Task prompt – Will you output the entries below exactly, skipping every image they contain?

Source data –
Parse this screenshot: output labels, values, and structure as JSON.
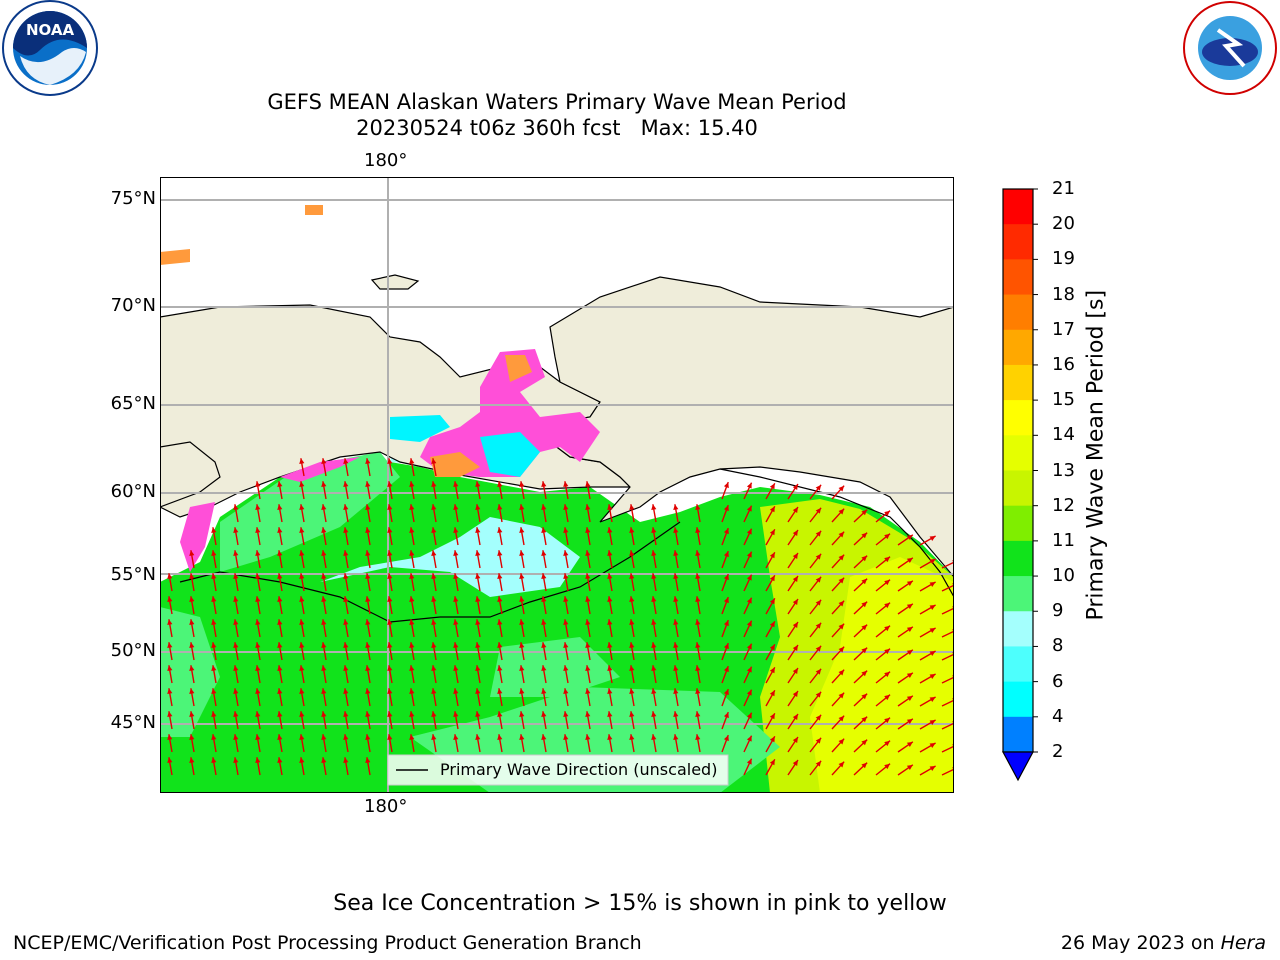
{
  "header": {
    "title_line1": "GEFS MEAN Alaskan Waters Primary Wave Mean Period",
    "title_line2": "20230524 t06z 360h fcst   Max: 15.40"
  },
  "logos": {
    "left": "NOAA",
    "right": "NATIONAL WEATHER SERVICE"
  },
  "map": {
    "lon_label_top": "180°",
    "lon_label_bottom": "180°",
    "lat_labels": [
      "75°N",
      "70°N",
      "65°N",
      "60°N",
      "55°N",
      "50°N",
      "45°N"
    ],
    "legend_text": "Primary Wave Direction (unscaled)",
    "colors": {
      "land": "#efedda",
      "ocean_green": "#11e31b",
      "ocean_yellow": "#d6f50a",
      "light_cyan": "#a4fffd",
      "arrow": "#e00000"
    }
  },
  "colorbar": {
    "title": "Primary Wave Mean Period [s]",
    "ticks": [
      "21",
      "20",
      "19",
      "18",
      "17",
      "16",
      "15",
      "14",
      "13",
      "12",
      "11",
      "10",
      "9",
      "8",
      "6",
      "4",
      "2"
    ],
    "colors": [
      "#ff0000",
      "#ff2a00",
      "#ff5400",
      "#ff7e00",
      "#ffa800",
      "#ffd200",
      "#ffff00",
      "#e5ff00",
      "#c8f500",
      "#7fee00",
      "#11e31b",
      "#4cf578",
      "#a4fffd",
      "#4dfffd",
      "#00ffff",
      "#0080ff",
      "#0000ff"
    ]
  },
  "footer": {
    "ice_note": "Sea Ice Concentration > 15% is shown in pink to yellow",
    "branch": "NCEP/EMC/Verification Post Processing Product Generation Branch",
    "date_prefix": "26 May 2023 on ",
    "machine": "Hera"
  }
}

Result for this exercise –
Parse this screenshot: output labels, values, and structure as JSON.
{
  "header": {
    "title_line1": "GEFS MEAN Alaskan Waters Primary Wave Mean Period",
    "title_line2": "20230524 t06z 360h fcst   Max: 15.40"
  },
  "logos": {
    "left": "NOAA",
    "right": "NATIONAL WEATHER SERVICE"
  },
  "map": {
    "lon_label_top": "180°",
    "lon_label_bottom": "180°",
    "lat_labels": [
      "75°N",
      "70°N",
      "65°N",
      "60°N",
      "55°N",
      "50°N",
      "45°N"
    ],
    "legend_text": "Primary Wave Direction (unscaled)",
    "colors": {
      "land": "#efedda",
      "ocean_green": "#11e31b",
      "ocean_yellow": "#d6f50a",
      "light_cyan": "#a4fffd",
      "arrow": "#e00000"
    }
  },
  "colorbar": {
    "title": "Primary Wave Mean Period [s]",
    "ticks": [
      "21",
      "20",
      "19",
      "18",
      "17",
      "16",
      "15",
      "14",
      "13",
      "12",
      "11",
      "10",
      "9",
      "8",
      "6",
      "4",
      "2"
    ],
    "colors": [
      "#ff0000",
      "#ff2a00",
      "#ff5400",
      "#ff7e00",
      "#ffa800",
      "#ffd200",
      "#ffff00",
      "#e5ff00",
      "#c8f500",
      "#7fee00",
      "#11e31b",
      "#4cf578",
      "#a4fffd",
      "#4dfffd",
      "#00ffff",
      "#0080ff",
      "#0000ff"
    ]
  },
  "footer": {
    "ice_note": "Sea Ice Concentration > 15% is shown in pink to yellow",
    "branch": "NCEP/EMC/Verification Post Processing Product Generation Branch",
    "date_prefix": "26 May 2023 on ",
    "machine": "Hera"
  }
}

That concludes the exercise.